The problem
Please pull out every line that includes the string "Mean".

** Begin Task inputs **

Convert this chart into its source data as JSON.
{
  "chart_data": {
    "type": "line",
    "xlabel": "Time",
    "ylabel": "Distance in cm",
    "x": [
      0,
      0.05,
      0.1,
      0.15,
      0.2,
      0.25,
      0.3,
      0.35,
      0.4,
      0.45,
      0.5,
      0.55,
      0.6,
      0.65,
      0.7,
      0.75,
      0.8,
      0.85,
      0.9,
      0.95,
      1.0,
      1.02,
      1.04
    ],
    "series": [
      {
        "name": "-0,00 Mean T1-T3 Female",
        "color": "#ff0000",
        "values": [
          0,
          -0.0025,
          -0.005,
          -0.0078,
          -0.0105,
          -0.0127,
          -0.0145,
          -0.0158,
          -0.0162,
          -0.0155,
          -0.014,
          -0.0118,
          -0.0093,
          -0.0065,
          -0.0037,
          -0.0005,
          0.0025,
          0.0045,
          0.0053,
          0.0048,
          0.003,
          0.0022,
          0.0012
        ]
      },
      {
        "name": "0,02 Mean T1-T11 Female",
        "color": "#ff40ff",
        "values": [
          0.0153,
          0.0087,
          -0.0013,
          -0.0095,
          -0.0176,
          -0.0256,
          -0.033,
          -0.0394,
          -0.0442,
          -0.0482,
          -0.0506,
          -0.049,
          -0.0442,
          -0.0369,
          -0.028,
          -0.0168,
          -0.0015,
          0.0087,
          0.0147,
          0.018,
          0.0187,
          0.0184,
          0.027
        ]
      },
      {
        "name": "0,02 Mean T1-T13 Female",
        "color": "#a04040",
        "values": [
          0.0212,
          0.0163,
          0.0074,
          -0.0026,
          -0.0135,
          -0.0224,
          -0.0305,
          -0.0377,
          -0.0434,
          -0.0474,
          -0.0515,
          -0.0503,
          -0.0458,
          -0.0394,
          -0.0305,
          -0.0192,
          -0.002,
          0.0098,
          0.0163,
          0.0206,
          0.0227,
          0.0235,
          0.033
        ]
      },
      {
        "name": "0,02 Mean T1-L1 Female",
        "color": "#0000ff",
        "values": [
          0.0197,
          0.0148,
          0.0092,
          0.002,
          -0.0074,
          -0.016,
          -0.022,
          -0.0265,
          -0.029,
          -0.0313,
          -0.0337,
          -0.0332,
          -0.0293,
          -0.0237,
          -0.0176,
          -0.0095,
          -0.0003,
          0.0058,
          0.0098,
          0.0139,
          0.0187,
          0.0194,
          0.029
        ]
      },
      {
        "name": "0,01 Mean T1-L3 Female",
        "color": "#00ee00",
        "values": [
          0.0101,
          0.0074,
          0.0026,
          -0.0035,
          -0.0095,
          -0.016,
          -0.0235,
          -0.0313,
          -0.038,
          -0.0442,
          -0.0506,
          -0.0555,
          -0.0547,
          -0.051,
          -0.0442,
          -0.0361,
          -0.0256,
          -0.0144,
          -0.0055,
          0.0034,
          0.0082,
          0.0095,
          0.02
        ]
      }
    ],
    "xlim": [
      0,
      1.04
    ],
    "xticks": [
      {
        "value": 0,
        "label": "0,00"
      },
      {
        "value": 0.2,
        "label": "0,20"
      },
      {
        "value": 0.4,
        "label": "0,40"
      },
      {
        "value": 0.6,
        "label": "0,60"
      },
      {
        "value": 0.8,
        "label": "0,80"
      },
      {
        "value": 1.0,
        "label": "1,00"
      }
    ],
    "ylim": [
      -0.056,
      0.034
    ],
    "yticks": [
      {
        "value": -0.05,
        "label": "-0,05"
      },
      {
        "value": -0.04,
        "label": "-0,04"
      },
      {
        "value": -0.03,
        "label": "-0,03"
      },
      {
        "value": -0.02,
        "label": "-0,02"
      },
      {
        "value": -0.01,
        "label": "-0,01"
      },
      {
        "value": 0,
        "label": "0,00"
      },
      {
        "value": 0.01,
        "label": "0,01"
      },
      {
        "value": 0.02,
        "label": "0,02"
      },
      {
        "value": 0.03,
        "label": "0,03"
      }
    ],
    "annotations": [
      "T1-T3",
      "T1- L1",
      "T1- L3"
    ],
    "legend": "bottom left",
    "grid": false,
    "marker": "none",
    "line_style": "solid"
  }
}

** End Task inputs **

Result below
        "name": "-0,00 Mean T1-T3 Female",
        "name": "0,02 Mean T1-T11 Female",
        "name": "0,02 Mean T1-T13 Female",
        "name": "0,02 Mean T1-L1 Female",
        "name": "0,01 Mean T1-L3 Female",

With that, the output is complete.